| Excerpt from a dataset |
"""

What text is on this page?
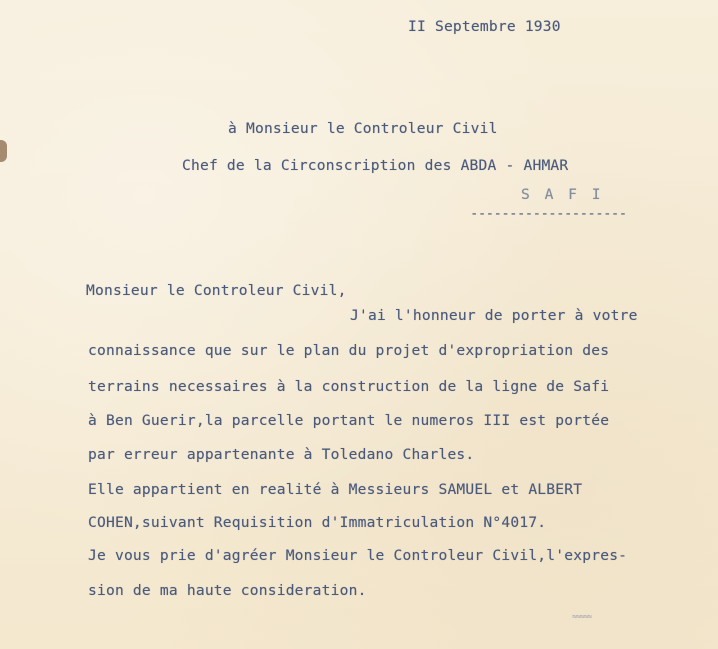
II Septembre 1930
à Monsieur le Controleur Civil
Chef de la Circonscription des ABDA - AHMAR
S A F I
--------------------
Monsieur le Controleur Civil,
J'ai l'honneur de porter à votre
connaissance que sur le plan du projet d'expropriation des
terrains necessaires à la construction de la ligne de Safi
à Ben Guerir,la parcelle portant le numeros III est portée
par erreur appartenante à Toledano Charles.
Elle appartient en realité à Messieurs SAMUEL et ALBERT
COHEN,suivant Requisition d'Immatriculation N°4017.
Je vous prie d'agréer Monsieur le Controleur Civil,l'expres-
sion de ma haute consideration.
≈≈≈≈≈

"""

| Aim of the task |
Print all of the entries word for word. Omit the pictures they contain.

| Solution to the problem |
What text is on this page?
II Septembre 1930
à Monsieur le Controleur Civil
Chef de la Circonscription des ABDA - AHMAR
S A F I
--------------------
Monsieur le Controleur Civil,
J'ai l'honneur de porter à votre
connaissance que sur le plan du projet d'expropriation des
terrains necessaires à la construction de la ligne de Safi
à Ben Guerir,la parcelle portant le numeros III est portée
par erreur appartenante à Toledano Charles.
Elle appartient en realité à Messieurs SAMUEL et ALBERT
COHEN,suivant Requisition d'Immatriculation N°4017.
Je vous prie d'agréer Monsieur le Controleur Civil,l'expres-
sion de ma haute consideration.
≈≈≈≈≈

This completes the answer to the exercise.